§ **Task description**:
Could you reproduce every record below exactly as it stands?

Data records:

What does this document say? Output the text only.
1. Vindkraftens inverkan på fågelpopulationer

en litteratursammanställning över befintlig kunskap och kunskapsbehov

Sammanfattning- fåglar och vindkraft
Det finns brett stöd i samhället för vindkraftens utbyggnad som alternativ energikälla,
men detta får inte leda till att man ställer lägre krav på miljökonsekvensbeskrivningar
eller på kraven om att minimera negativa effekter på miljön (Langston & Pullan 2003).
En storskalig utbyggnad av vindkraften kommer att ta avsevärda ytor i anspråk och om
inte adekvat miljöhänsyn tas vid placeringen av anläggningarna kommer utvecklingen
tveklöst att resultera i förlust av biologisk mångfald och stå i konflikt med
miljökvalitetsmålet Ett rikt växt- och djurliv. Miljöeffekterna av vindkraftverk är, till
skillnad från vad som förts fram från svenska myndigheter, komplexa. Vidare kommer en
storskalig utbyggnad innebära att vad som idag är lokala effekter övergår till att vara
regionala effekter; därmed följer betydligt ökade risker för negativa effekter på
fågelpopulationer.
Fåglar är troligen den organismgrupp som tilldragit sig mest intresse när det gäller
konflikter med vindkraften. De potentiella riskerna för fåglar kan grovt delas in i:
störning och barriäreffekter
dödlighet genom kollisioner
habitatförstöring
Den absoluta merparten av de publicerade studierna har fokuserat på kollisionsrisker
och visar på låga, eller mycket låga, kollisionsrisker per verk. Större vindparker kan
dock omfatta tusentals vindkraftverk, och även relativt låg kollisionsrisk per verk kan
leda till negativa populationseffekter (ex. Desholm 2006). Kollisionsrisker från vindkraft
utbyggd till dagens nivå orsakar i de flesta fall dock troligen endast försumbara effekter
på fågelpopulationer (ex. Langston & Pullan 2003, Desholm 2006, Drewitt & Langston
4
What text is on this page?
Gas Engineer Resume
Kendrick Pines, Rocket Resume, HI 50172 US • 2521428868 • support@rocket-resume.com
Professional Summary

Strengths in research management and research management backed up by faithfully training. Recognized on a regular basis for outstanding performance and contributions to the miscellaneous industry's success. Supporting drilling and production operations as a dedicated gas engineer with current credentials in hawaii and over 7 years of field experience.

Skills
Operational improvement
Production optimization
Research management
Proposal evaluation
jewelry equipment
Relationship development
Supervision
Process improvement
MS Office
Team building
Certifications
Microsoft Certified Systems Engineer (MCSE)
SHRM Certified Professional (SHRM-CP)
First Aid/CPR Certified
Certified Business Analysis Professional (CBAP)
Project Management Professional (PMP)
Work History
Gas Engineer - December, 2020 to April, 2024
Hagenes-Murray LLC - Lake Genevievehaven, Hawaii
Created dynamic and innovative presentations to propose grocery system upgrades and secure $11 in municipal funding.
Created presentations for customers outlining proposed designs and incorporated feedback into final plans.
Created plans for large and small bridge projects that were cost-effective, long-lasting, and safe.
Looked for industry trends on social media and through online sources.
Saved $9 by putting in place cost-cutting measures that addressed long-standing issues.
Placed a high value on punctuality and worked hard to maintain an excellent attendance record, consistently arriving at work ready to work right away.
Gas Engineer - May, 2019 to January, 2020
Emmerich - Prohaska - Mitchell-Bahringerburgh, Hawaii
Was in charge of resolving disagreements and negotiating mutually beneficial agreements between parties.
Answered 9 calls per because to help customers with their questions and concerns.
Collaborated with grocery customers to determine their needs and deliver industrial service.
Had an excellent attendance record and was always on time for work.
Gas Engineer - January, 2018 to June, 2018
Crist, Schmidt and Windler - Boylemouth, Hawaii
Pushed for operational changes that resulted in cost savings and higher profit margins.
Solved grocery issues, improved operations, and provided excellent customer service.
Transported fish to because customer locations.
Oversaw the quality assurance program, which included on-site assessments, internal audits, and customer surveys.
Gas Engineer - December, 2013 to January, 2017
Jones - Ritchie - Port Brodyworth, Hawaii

§ **Exercise solution**:
What does this document say? Output the text only.
1. Vindkraftens inverkan på fågelpopulationer

en litteratursammanställning över befintlig kunskap och kunskapsbehov

Sammanfattning- fåglar och vindkraft
Det finns brett stöd i samhället för vindkraftens utbyggnad som alternativ energikälla,
men detta får inte leda till att man ställer lägre krav på miljökonsekvensbeskrivningar
eller på kraven om att minimera negativa effekter på miljön (Langston & Pullan 2003).
En storskalig utbyggnad av vindkraften kommer att ta avsevärda ytor i anspråk och om
inte adekvat miljöhänsyn tas vid placeringen av anläggningarna kommer utvecklingen
tveklöst att resultera i förlust av biologisk mångfald och stå i konflikt med
miljökvalitetsmålet Ett rikt växt- och djurliv. Miljöeffekterna av vindkraftverk är, till
skillnad från vad som förts fram från svenska myndigheter, komplexa. Vidare kommer en
storskalig utbyggnad innebära att vad som idag är lokala effekter övergår till att vara
regionala effekter; därmed följer betydligt ökade risker för negativa effekter på
fågelpopulationer.
Fåglar är troligen den organismgrupp som tilldragit sig mest intresse när det gäller
konflikter med vindkraften. De potentiella riskerna för fåglar kan grovt delas in i:
störning och barriäreffekter
dödlighet genom kollisioner
habitatförstöring
Den absoluta merparten av de publicerade studierna har fokuserat på kollisionsrisker
och visar på låga, eller mycket låga, kollisionsrisker per verk. Större vindparker kan
dock omfatta tusentals vindkraftverk, och även relativt låg kollisionsrisk per verk kan
leda till negativa populationseffekter (ex. Desholm 2006). Kollisionsrisker från vindkraft
utbyggd till dagens nivå orsakar i de flesta fall dock troligen endast försumbara effekter
på fågelpopulationer (ex. Langston & Pullan 2003, Desholm 2006, Drewitt & Langston
4
What text is on this page?
Gas Engineer Resume
Kendrick Pines, Rocket Resume, HI 50172 US • 2521428868 • support@rocket-resume.com
Professional Summary

Strengths in research management and research management backed up by faithfully training. Recognized on a regular basis for outstanding performance and contributions to the miscellaneous industry's success. Supporting drilling and production operations as a dedicated gas engineer with current credentials in hawaii and over 7 years of field experience.

Skills
Operational improvement
Production optimization
Research management
Proposal evaluation
jewelry equipment
Relationship development
Supervision
Process improvement
MS Office
Team building
Certifications
Microsoft Certified Systems Engineer (MCSE)
SHRM Certified Professional (SHRM-CP)
First Aid/CPR Certified
Certified Business Analysis Professional (CBAP)
Project Management Professional (PMP)
Work History
Gas Engineer - December, 2020 to April, 2024
Hagenes-Murray LLC - Lake Genevievehaven, Hawaii
Created dynamic and innovative presentations to propose grocery system upgrades and secure $11 in municipal funding.
Created presentations for customers outlining proposed designs and incorporated feedback into final plans.
Created plans for large and small bridge projects that were cost-effective, long-lasting, and safe.
Looked for industry trends on social media and through online sources.
Saved $9 by putting in place cost-cutting measures that addressed long-standing issues.
Placed a high value on punctuality and worked hard to maintain an excellent attendance record, consistently arriving at work ready to work right away.
Gas Engineer - May, 2019 to January, 2020
Emmerich - Prohaska - Mitchell-Bahringerburgh, Hawaii
Was in charge of resolving disagreements and negotiating mutually beneficial agreements between parties.
Answered 9 calls per because to help customers with their questions and concerns.
Collaborated with grocery customers to determine their needs and deliver industrial service.
Had an excellent attendance record and was always on time for work.
Gas Engineer - January, 2018 to June, 2018
Crist, Schmidt and Windler - Boylemouth, Hawaii
Pushed for operational changes that resulted in cost savings and higher profit margins.
Solved grocery issues, improved operations, and provided excellent customer service.
Transported fish to because customer locations.
Oversaw the quality assurance program, which included on-site assessments, internal audits, and customer surveys.
Gas Engineer - December, 2013 to January, 2017
Jones - Ritchie - Port Brodyworth, Hawaii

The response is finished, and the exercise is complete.